[Data for this task start]

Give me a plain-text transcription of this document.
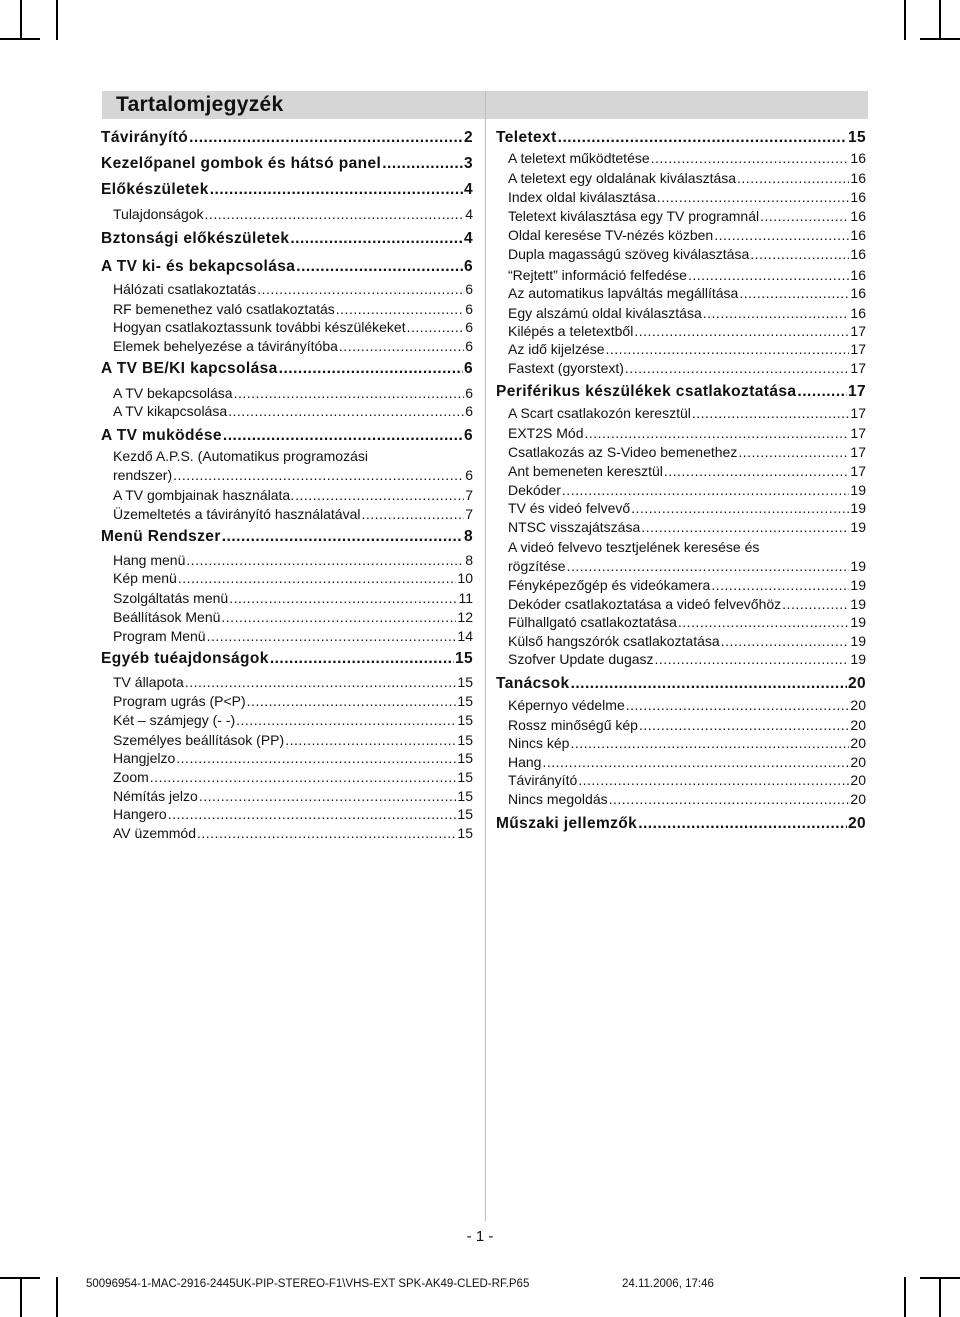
Tartalomjegyzék
Távirányító .....	2
Kezelőpanel gombok és hátsó panel .....	3
Előkészületek .....	4
Tulajdonságok .....	4
Bztonsági előkészületek .....	4
A TV ki- és bekapcsolása .....	6
Hálózati csatlakoztatás .....	6
RF bemenethez való csatlakoztatás .....	6
Hogyan csatlakoztassunk további készülékeket .....	6
Elemek behelyezése a távirányítóba .....	6
A TV BE/KI kapcsolása .....	6
A TV bekapcsolása .....	6
A TV kikapcsolása .....	6
A TV muködése .....	6
Kezdő A.P.S. (Automatikus programozási
rendszer) .....	6
A TV gombjainak használata. .....	7
Üzemeltetés a távirányító használatával .....	7
Menü Rendszer .....	8
Hang menü .....	8
Kép menü .....	10
Szolgáltatás menü .....	11
Beállítások Menü .....	12
Program Menü .....	14
Egyéb tuéajdonságok .....	15
TV állapota .....	15
Program ugrás (P<P) .....	15
Két – számjegy (- -) .....	15
Személyes beállítások (PP) .....	15
Hangjelzo .....	15
Zoom .....	15
Némítás jelzo .....	15
Hangero .....	15
AV üzemmód .....	15
Teletext .....	15
A teletext működtetése .....	16
A teletext egy oldalának kiválasztása .....	16
Index oldal kiválasztása .....	16
Teletext kiválasztása egy TV programnál .....	16
Oldal keresése TV-nézés közben .....	16
Dupla magasságú szöveg kiválasztása .....	16
“Rejtett” információ felfedése .....	16
Az automatikus lapváltás megállítása .....	16
Egy alszámú oldal kiválasztása .....	16
Kilépés a teletextből .....	17
Az idő kijelzése .....	17
Fastext (gyorstext) .....	17
Periférikus készülékek csatlakoztatása .....	17
A Scart csatlakozón keresztül .....	17
EXT2S Mód .....	17
Csatlakozás az S-Video bemenethez .....	17
Ant bemeneten keresztül .....	17
Dekóder .....	19
TV és videó felvevő .....	19
NTSC visszajátszása .....	19
A videó felvevo tesztjelének keresése és
rögzítése .....	19
Fényképezőgép és videókamera .....	19
Dekóder csatlakoztatása a videó felvevőhöz .....	19
Fülhallgató csatlakoztatása .....	19
Külső hangszórók csatlakoztatása .....	19
Szofver Update dugasz .....	19
Tanácsok .....	20
Képernyo védelme .....	20
Rossz minőségű kép .....	20
Nincs kép .....	20
Hang .....	20
Távirányító .....	20
Nincs megoldás .....	20
Műszaki jellemzők .....	20
- 1 -
50096954-1-MAC-2916-2445UK-PIP-STEREO-F1\VHS-EXT SPK-AK49-CLED-RF.P65	24.11.2006, 17:46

[Data for this task end]

#### [Aim]
From the records above, pull out each line that has "bekapcsolása".

#### [Exercise result]
A TV ki- és bekapcsolása .....	6
A TV bekapcsolása .....	6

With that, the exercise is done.